***** ENTRIES SUPPLIED *****

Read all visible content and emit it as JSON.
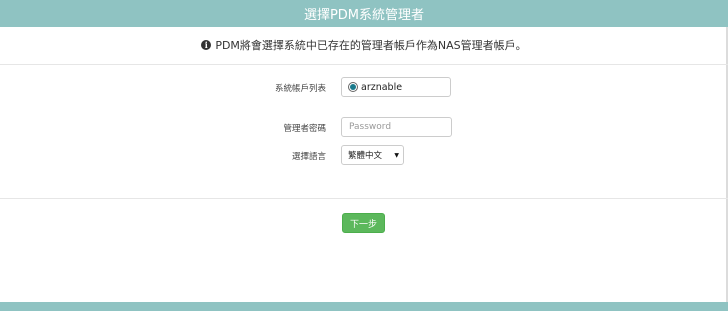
{
  "header": {
    "title": "選擇PDM系統管理者"
  },
  "info": {
    "icon": "info-circle-icon",
    "message": "PDM將會選擇系統中已存在的管理者帳戶作為NAS管理者帳戶。"
  },
  "form": {
    "account_list_label": "系統帳戶列表",
    "account_selected": "arznable",
    "password_label": "管理者密碼",
    "password_placeholder": "Password",
    "password_value": "",
    "language_label": "選擇語言",
    "language_selected": "繁體中文"
  },
  "actions": {
    "next_label": "下一步"
  },
  "colors": {
    "header_bg": "#8fc3c2",
    "button_bg": "#5cb85c",
    "radio_dot": "#1a7a8c"
  }
}
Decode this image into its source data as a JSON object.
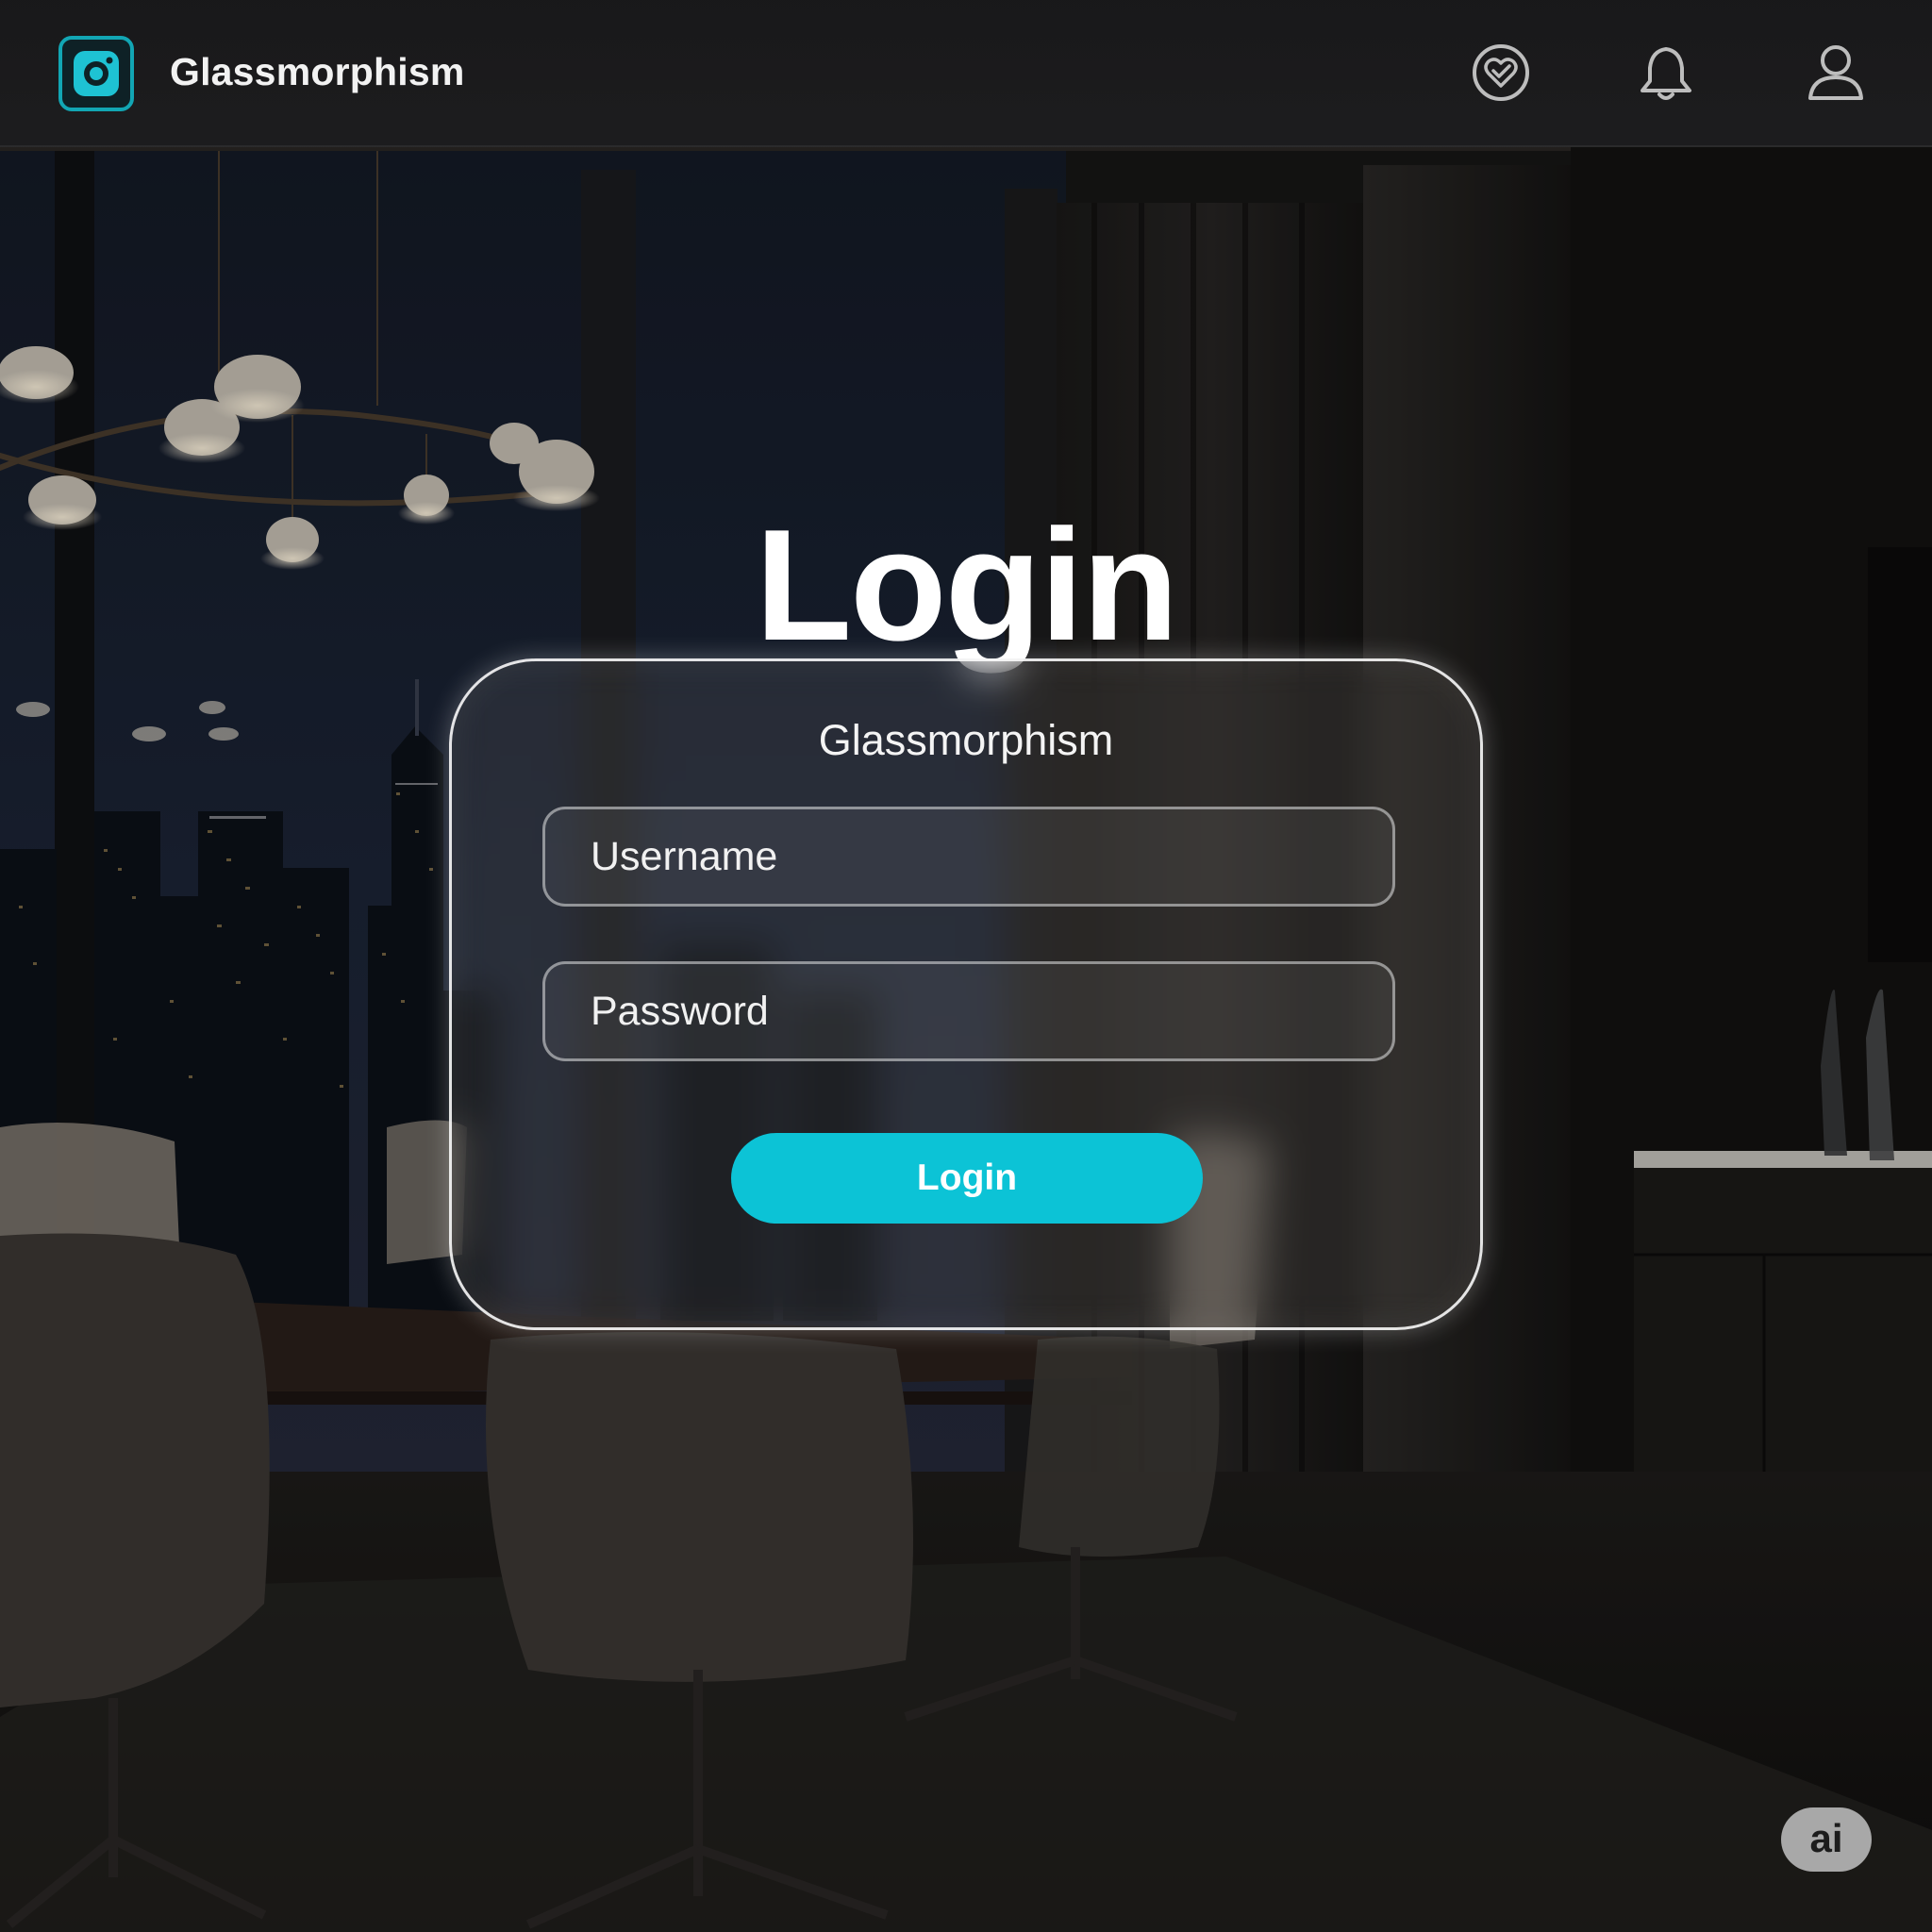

*****

● PROBLEM TO WORK ON
Transcribe the records above exactly, leaving out every picture.

● THE SOLUTION
Read all visible content and emit it as JSON.
{
  "header": {
    "title": "選擇PDM系統管理者"
  },
  "info": {
    "icon": "info-circle-icon",
    "message": "PDM將會選擇系統中已存在的管理者帳戶作為NAS管理者帳戶。"
  },
  "form": {
    "account_list_label": "系統帳戶列表",
    "account_selected": "arznable",
    "password_label": "管理者密碼",
    "password_placeholder": "Password",
    "password_value": "",
    "language_label": "選擇語言",
    "language_selected": "繁體中文"
  },
  "actions": {
    "next_label": "下一步"
  },
  "colors": {
    "header_bg": "#8fc3c2",
    "button_bg": "#5cb85c",
    "radio_dot": "#1a7a8c"
  }
}
Decode this image into its source data as a JSON object.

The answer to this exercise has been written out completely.